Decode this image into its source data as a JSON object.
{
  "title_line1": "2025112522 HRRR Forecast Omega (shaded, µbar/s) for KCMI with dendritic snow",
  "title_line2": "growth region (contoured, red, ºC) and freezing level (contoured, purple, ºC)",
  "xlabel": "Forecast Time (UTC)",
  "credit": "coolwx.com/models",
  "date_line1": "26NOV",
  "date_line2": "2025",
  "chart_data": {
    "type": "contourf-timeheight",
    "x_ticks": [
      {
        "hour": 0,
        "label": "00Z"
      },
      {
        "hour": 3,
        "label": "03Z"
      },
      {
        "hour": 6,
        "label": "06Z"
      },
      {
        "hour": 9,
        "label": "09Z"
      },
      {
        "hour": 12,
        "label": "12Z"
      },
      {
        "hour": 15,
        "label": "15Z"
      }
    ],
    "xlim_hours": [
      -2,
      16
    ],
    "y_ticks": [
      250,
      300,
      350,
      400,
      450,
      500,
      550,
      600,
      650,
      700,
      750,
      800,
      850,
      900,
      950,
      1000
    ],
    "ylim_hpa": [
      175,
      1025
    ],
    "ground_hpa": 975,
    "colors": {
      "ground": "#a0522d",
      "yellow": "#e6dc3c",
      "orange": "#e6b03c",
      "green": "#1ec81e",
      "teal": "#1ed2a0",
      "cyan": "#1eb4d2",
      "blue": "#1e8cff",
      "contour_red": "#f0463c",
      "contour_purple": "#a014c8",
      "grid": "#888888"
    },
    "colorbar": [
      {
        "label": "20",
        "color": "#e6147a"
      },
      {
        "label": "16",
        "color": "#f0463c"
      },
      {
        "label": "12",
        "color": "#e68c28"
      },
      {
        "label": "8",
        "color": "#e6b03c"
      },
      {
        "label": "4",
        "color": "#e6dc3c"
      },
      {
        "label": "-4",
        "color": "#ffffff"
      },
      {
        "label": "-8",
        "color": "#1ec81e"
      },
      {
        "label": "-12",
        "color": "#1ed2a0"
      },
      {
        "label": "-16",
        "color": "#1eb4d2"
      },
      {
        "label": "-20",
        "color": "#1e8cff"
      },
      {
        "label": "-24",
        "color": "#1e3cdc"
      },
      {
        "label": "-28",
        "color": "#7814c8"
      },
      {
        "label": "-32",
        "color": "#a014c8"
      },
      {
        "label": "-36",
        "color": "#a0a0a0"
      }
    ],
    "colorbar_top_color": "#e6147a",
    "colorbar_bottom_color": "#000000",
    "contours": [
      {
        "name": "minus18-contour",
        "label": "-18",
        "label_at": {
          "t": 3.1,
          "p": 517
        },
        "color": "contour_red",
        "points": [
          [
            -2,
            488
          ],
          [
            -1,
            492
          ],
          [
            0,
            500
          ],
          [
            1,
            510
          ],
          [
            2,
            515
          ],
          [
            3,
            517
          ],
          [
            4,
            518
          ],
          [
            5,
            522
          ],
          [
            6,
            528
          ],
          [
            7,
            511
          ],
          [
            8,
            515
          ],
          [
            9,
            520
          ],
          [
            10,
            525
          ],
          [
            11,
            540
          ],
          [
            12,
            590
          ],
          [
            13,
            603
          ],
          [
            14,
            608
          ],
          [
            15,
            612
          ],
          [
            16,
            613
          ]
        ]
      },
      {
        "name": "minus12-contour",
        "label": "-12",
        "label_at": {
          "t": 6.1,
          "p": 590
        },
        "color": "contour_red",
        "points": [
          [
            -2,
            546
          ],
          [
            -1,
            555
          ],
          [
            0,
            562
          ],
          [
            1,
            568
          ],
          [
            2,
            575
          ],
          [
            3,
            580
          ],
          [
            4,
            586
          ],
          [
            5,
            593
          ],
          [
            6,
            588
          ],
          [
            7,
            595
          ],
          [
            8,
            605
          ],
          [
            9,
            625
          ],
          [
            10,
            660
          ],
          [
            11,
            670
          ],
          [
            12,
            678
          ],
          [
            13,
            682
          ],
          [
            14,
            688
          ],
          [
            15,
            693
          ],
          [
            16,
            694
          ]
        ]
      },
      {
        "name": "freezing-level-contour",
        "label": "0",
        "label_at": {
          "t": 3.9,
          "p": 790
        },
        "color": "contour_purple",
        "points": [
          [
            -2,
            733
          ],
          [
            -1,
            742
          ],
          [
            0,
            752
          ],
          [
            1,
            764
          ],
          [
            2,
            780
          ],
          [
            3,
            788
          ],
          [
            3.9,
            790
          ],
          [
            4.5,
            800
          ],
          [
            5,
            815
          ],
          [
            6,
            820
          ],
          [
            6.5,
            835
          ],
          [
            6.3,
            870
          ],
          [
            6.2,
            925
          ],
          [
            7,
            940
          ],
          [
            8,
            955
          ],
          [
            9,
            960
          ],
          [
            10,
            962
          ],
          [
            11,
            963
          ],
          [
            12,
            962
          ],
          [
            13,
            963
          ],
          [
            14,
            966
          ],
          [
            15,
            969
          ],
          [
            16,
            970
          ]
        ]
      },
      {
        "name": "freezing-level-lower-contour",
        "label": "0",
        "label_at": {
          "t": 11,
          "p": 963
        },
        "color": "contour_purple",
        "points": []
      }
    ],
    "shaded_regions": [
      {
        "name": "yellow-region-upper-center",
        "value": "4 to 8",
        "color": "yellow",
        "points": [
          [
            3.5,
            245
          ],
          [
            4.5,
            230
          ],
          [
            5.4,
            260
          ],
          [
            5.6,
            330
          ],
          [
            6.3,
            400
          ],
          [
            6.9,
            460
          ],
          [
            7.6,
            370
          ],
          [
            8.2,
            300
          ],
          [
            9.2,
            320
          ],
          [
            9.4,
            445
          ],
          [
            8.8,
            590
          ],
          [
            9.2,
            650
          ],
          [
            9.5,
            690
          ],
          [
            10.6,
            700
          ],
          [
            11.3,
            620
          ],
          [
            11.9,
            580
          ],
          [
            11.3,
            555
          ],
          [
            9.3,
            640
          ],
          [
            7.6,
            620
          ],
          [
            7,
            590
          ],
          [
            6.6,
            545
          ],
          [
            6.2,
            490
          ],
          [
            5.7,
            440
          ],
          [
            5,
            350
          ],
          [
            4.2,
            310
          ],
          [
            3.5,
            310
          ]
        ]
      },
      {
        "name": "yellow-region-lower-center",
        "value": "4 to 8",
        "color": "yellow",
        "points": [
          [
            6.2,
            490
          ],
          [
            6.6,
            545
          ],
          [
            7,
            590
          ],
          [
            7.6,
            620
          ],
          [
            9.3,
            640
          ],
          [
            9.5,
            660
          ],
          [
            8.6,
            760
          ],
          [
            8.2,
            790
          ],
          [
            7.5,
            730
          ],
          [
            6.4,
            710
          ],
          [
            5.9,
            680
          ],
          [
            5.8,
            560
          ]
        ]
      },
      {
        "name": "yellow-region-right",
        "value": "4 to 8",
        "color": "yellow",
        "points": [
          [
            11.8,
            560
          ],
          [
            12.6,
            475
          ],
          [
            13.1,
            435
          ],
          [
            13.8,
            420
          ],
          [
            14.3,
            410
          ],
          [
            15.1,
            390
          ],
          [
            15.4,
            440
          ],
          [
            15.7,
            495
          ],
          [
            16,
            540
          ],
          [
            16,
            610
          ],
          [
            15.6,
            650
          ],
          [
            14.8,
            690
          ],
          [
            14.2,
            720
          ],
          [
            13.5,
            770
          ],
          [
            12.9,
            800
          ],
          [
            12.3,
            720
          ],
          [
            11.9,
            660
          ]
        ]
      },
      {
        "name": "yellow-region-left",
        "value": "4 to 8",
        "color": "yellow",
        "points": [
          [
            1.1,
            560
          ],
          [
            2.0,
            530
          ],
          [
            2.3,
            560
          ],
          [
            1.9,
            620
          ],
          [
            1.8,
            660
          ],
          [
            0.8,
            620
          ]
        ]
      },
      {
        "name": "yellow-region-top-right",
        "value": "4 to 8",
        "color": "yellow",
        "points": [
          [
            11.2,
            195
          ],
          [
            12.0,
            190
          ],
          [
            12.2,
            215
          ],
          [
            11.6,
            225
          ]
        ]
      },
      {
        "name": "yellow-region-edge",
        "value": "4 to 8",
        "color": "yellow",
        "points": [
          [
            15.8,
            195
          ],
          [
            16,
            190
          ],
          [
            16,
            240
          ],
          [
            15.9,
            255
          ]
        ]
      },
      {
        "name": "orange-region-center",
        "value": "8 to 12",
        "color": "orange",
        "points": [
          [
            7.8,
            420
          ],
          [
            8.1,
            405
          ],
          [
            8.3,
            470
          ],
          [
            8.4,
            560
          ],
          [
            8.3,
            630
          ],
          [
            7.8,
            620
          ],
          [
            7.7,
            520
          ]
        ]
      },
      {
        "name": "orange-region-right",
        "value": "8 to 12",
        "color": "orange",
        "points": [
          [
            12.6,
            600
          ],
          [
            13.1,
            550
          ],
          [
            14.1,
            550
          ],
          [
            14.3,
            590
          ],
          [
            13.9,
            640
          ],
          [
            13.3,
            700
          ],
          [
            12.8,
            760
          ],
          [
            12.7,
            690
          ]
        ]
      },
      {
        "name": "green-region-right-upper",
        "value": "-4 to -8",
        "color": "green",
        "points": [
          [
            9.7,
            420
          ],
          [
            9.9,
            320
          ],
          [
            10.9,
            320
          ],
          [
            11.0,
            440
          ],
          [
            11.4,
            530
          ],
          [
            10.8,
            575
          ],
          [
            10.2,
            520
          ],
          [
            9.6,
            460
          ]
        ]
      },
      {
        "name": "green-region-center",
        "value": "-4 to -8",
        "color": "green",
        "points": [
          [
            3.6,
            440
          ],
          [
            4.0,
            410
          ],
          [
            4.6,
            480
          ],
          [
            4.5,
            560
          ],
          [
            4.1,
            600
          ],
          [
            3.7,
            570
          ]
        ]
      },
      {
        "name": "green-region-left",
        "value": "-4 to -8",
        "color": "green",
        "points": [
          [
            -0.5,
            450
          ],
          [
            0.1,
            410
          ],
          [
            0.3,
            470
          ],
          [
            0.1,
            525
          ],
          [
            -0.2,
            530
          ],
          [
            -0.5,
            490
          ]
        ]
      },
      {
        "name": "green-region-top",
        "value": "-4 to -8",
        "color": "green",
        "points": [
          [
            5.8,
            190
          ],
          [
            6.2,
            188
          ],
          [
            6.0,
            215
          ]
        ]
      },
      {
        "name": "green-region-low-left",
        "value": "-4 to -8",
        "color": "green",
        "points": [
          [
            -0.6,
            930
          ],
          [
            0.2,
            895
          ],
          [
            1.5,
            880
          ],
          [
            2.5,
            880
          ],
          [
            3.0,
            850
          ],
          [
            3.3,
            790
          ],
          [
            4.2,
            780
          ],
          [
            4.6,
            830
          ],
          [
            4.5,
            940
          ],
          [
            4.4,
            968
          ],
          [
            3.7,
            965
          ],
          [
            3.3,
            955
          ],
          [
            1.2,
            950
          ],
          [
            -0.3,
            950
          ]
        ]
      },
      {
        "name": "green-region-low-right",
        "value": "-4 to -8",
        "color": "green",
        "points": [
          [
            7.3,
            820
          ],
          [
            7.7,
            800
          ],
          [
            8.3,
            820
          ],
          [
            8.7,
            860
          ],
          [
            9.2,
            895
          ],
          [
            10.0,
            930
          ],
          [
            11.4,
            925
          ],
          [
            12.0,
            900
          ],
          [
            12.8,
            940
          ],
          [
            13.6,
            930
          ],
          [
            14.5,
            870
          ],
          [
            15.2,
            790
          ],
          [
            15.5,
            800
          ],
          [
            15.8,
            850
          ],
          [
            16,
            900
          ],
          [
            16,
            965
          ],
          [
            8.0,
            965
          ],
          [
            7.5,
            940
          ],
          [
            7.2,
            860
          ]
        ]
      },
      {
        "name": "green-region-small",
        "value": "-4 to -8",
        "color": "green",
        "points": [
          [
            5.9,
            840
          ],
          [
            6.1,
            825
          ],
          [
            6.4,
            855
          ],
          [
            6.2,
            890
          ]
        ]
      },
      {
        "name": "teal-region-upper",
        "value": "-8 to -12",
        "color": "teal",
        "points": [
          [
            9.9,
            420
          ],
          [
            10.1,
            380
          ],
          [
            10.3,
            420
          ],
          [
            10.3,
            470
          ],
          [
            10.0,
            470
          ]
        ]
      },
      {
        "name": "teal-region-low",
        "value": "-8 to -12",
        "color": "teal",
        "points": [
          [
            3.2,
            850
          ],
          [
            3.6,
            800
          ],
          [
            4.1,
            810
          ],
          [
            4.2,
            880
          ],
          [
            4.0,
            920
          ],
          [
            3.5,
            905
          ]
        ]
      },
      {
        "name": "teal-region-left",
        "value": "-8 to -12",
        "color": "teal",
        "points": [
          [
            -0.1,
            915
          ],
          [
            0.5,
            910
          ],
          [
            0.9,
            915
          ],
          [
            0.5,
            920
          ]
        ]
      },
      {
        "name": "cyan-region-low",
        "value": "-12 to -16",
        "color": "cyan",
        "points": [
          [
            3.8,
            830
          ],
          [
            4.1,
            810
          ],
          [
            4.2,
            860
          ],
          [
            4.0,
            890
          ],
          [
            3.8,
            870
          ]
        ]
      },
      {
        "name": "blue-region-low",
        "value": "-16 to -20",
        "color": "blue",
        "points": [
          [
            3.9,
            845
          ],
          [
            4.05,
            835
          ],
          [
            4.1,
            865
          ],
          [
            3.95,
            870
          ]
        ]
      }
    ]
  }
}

■ ■ ■

• _TASK STATEMENT_
Copy out each line of the records that holds the string "freezing".

• _EXERCISE SOLUTION_
  "title_line2": "growth region (contoured, red, ºC) and freezing level (contoured, purple, ºC)",
        "name": "freezing-level-contour",
        "name": "freezing-level-lower-contour",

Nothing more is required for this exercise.